WHAT TO DO => Your job is to retype all of the data word for word, leaving every image out.

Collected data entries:
--- Begin ---

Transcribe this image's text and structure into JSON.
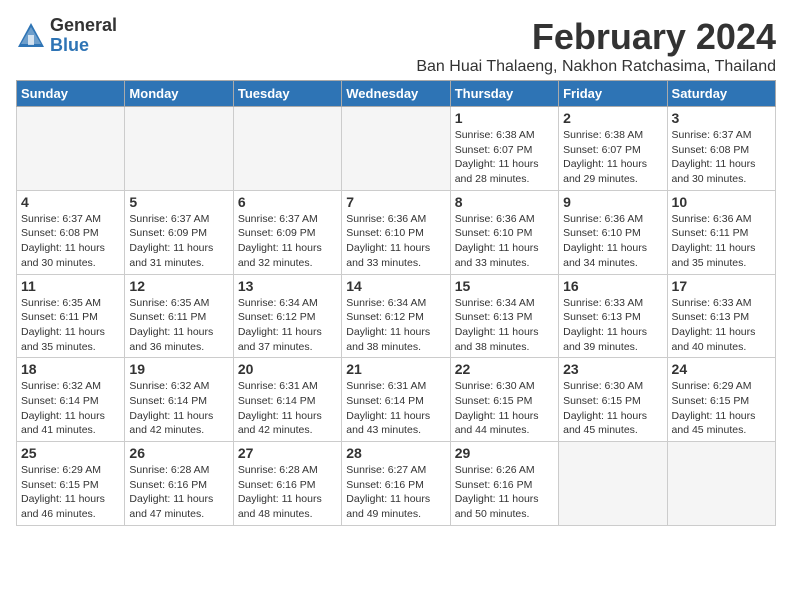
{
  "logo": {
    "general": "General",
    "blue": "Blue"
  },
  "title": "February 2024",
  "subtitle": "Ban Huai Thalaeng, Nakhon Ratchasima, Thailand",
  "days_of_week": [
    "Sunday",
    "Monday",
    "Tuesday",
    "Wednesday",
    "Thursday",
    "Friday",
    "Saturday"
  ],
  "weeks": [
    [
      {
        "day": "",
        "info": ""
      },
      {
        "day": "",
        "info": ""
      },
      {
        "day": "",
        "info": ""
      },
      {
        "day": "",
        "info": ""
      },
      {
        "day": "1",
        "info": "Sunrise: 6:38 AM\nSunset: 6:07 PM\nDaylight: 11 hours\nand 28 minutes."
      },
      {
        "day": "2",
        "info": "Sunrise: 6:38 AM\nSunset: 6:07 PM\nDaylight: 11 hours\nand 29 minutes."
      },
      {
        "day": "3",
        "info": "Sunrise: 6:37 AM\nSunset: 6:08 PM\nDaylight: 11 hours\nand 30 minutes."
      }
    ],
    [
      {
        "day": "4",
        "info": "Sunrise: 6:37 AM\nSunset: 6:08 PM\nDaylight: 11 hours\nand 30 minutes."
      },
      {
        "day": "5",
        "info": "Sunrise: 6:37 AM\nSunset: 6:09 PM\nDaylight: 11 hours\nand 31 minutes."
      },
      {
        "day": "6",
        "info": "Sunrise: 6:37 AM\nSunset: 6:09 PM\nDaylight: 11 hours\nand 32 minutes."
      },
      {
        "day": "7",
        "info": "Sunrise: 6:36 AM\nSunset: 6:10 PM\nDaylight: 11 hours\nand 33 minutes."
      },
      {
        "day": "8",
        "info": "Sunrise: 6:36 AM\nSunset: 6:10 PM\nDaylight: 11 hours\nand 33 minutes."
      },
      {
        "day": "9",
        "info": "Sunrise: 6:36 AM\nSunset: 6:10 PM\nDaylight: 11 hours\nand 34 minutes."
      },
      {
        "day": "10",
        "info": "Sunrise: 6:36 AM\nSunset: 6:11 PM\nDaylight: 11 hours\nand 35 minutes."
      }
    ],
    [
      {
        "day": "11",
        "info": "Sunrise: 6:35 AM\nSunset: 6:11 PM\nDaylight: 11 hours\nand 35 minutes."
      },
      {
        "day": "12",
        "info": "Sunrise: 6:35 AM\nSunset: 6:11 PM\nDaylight: 11 hours\nand 36 minutes."
      },
      {
        "day": "13",
        "info": "Sunrise: 6:34 AM\nSunset: 6:12 PM\nDaylight: 11 hours\nand 37 minutes."
      },
      {
        "day": "14",
        "info": "Sunrise: 6:34 AM\nSunset: 6:12 PM\nDaylight: 11 hours\nand 38 minutes."
      },
      {
        "day": "15",
        "info": "Sunrise: 6:34 AM\nSunset: 6:13 PM\nDaylight: 11 hours\nand 38 minutes."
      },
      {
        "day": "16",
        "info": "Sunrise: 6:33 AM\nSunset: 6:13 PM\nDaylight: 11 hours\nand 39 minutes."
      },
      {
        "day": "17",
        "info": "Sunrise: 6:33 AM\nSunset: 6:13 PM\nDaylight: 11 hours\nand 40 minutes."
      }
    ],
    [
      {
        "day": "18",
        "info": "Sunrise: 6:32 AM\nSunset: 6:14 PM\nDaylight: 11 hours\nand 41 minutes."
      },
      {
        "day": "19",
        "info": "Sunrise: 6:32 AM\nSunset: 6:14 PM\nDaylight: 11 hours\nand 42 minutes."
      },
      {
        "day": "20",
        "info": "Sunrise: 6:31 AM\nSunset: 6:14 PM\nDaylight: 11 hours\nand 42 minutes."
      },
      {
        "day": "21",
        "info": "Sunrise: 6:31 AM\nSunset: 6:14 PM\nDaylight: 11 hours\nand 43 minutes."
      },
      {
        "day": "22",
        "info": "Sunrise: 6:30 AM\nSunset: 6:15 PM\nDaylight: 11 hours\nand 44 minutes."
      },
      {
        "day": "23",
        "info": "Sunrise: 6:30 AM\nSunset: 6:15 PM\nDaylight: 11 hours\nand 45 minutes."
      },
      {
        "day": "24",
        "info": "Sunrise: 6:29 AM\nSunset: 6:15 PM\nDaylight: 11 hours\nand 45 minutes."
      }
    ],
    [
      {
        "day": "25",
        "info": "Sunrise: 6:29 AM\nSunset: 6:15 PM\nDaylight: 11 hours\nand 46 minutes."
      },
      {
        "day": "26",
        "info": "Sunrise: 6:28 AM\nSunset: 6:16 PM\nDaylight: 11 hours\nand 47 minutes."
      },
      {
        "day": "27",
        "info": "Sunrise: 6:28 AM\nSunset: 6:16 PM\nDaylight: 11 hours\nand 48 minutes."
      },
      {
        "day": "28",
        "info": "Sunrise: 6:27 AM\nSunset: 6:16 PM\nDaylight: 11 hours\nand 49 minutes."
      },
      {
        "day": "29",
        "info": "Sunrise: 6:26 AM\nSunset: 6:16 PM\nDaylight: 11 hours\nand 50 minutes."
      },
      {
        "day": "",
        "info": ""
      },
      {
        "day": "",
        "info": ""
      }
    ]
  ]
}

--- End ---

FULL RESPONSE =>
Transcribe this image's text and structure into JSON.
{
  "logo": {
    "general": "General",
    "blue": "Blue"
  },
  "title": "February 2024",
  "subtitle": "Ban Huai Thalaeng, Nakhon Ratchasima, Thailand",
  "days_of_week": [
    "Sunday",
    "Monday",
    "Tuesday",
    "Wednesday",
    "Thursday",
    "Friday",
    "Saturday"
  ],
  "weeks": [
    [
      {
        "day": "",
        "info": ""
      },
      {
        "day": "",
        "info": ""
      },
      {
        "day": "",
        "info": ""
      },
      {
        "day": "",
        "info": ""
      },
      {
        "day": "1",
        "info": "Sunrise: 6:38 AM\nSunset: 6:07 PM\nDaylight: 11 hours\nand 28 minutes."
      },
      {
        "day": "2",
        "info": "Sunrise: 6:38 AM\nSunset: 6:07 PM\nDaylight: 11 hours\nand 29 minutes."
      },
      {
        "day": "3",
        "info": "Sunrise: 6:37 AM\nSunset: 6:08 PM\nDaylight: 11 hours\nand 30 minutes."
      }
    ],
    [
      {
        "day": "4",
        "info": "Sunrise: 6:37 AM\nSunset: 6:08 PM\nDaylight: 11 hours\nand 30 minutes."
      },
      {
        "day": "5",
        "info": "Sunrise: 6:37 AM\nSunset: 6:09 PM\nDaylight: 11 hours\nand 31 minutes."
      },
      {
        "day": "6",
        "info": "Sunrise: 6:37 AM\nSunset: 6:09 PM\nDaylight: 11 hours\nand 32 minutes."
      },
      {
        "day": "7",
        "info": "Sunrise: 6:36 AM\nSunset: 6:10 PM\nDaylight: 11 hours\nand 33 minutes."
      },
      {
        "day": "8",
        "info": "Sunrise: 6:36 AM\nSunset: 6:10 PM\nDaylight: 11 hours\nand 33 minutes."
      },
      {
        "day": "9",
        "info": "Sunrise: 6:36 AM\nSunset: 6:10 PM\nDaylight: 11 hours\nand 34 minutes."
      },
      {
        "day": "10",
        "info": "Sunrise: 6:36 AM\nSunset: 6:11 PM\nDaylight: 11 hours\nand 35 minutes."
      }
    ],
    [
      {
        "day": "11",
        "info": "Sunrise: 6:35 AM\nSunset: 6:11 PM\nDaylight: 11 hours\nand 35 minutes."
      },
      {
        "day": "12",
        "info": "Sunrise: 6:35 AM\nSunset: 6:11 PM\nDaylight: 11 hours\nand 36 minutes."
      },
      {
        "day": "13",
        "info": "Sunrise: 6:34 AM\nSunset: 6:12 PM\nDaylight: 11 hours\nand 37 minutes."
      },
      {
        "day": "14",
        "info": "Sunrise: 6:34 AM\nSunset: 6:12 PM\nDaylight: 11 hours\nand 38 minutes."
      },
      {
        "day": "15",
        "info": "Sunrise: 6:34 AM\nSunset: 6:13 PM\nDaylight: 11 hours\nand 38 minutes."
      },
      {
        "day": "16",
        "info": "Sunrise: 6:33 AM\nSunset: 6:13 PM\nDaylight: 11 hours\nand 39 minutes."
      },
      {
        "day": "17",
        "info": "Sunrise: 6:33 AM\nSunset: 6:13 PM\nDaylight: 11 hours\nand 40 minutes."
      }
    ],
    [
      {
        "day": "18",
        "info": "Sunrise: 6:32 AM\nSunset: 6:14 PM\nDaylight: 11 hours\nand 41 minutes."
      },
      {
        "day": "19",
        "info": "Sunrise: 6:32 AM\nSunset: 6:14 PM\nDaylight: 11 hours\nand 42 minutes."
      },
      {
        "day": "20",
        "info": "Sunrise: 6:31 AM\nSunset: 6:14 PM\nDaylight: 11 hours\nand 42 minutes."
      },
      {
        "day": "21",
        "info": "Sunrise: 6:31 AM\nSunset: 6:14 PM\nDaylight: 11 hours\nand 43 minutes."
      },
      {
        "day": "22",
        "info": "Sunrise: 6:30 AM\nSunset: 6:15 PM\nDaylight: 11 hours\nand 44 minutes."
      },
      {
        "day": "23",
        "info": "Sunrise: 6:30 AM\nSunset: 6:15 PM\nDaylight: 11 hours\nand 45 minutes."
      },
      {
        "day": "24",
        "info": "Sunrise: 6:29 AM\nSunset: 6:15 PM\nDaylight: 11 hours\nand 45 minutes."
      }
    ],
    [
      {
        "day": "25",
        "info": "Sunrise: 6:29 AM\nSunset: 6:15 PM\nDaylight: 11 hours\nand 46 minutes."
      },
      {
        "day": "26",
        "info": "Sunrise: 6:28 AM\nSunset: 6:16 PM\nDaylight: 11 hours\nand 47 minutes."
      },
      {
        "day": "27",
        "info": "Sunrise: 6:28 AM\nSunset: 6:16 PM\nDaylight: 11 hours\nand 48 minutes."
      },
      {
        "day": "28",
        "info": "Sunrise: 6:27 AM\nSunset: 6:16 PM\nDaylight: 11 hours\nand 49 minutes."
      },
      {
        "day": "29",
        "info": "Sunrise: 6:26 AM\nSunset: 6:16 PM\nDaylight: 11 hours\nand 50 minutes."
      },
      {
        "day": "",
        "info": ""
      },
      {
        "day": "",
        "info": ""
      }
    ]
  ]
}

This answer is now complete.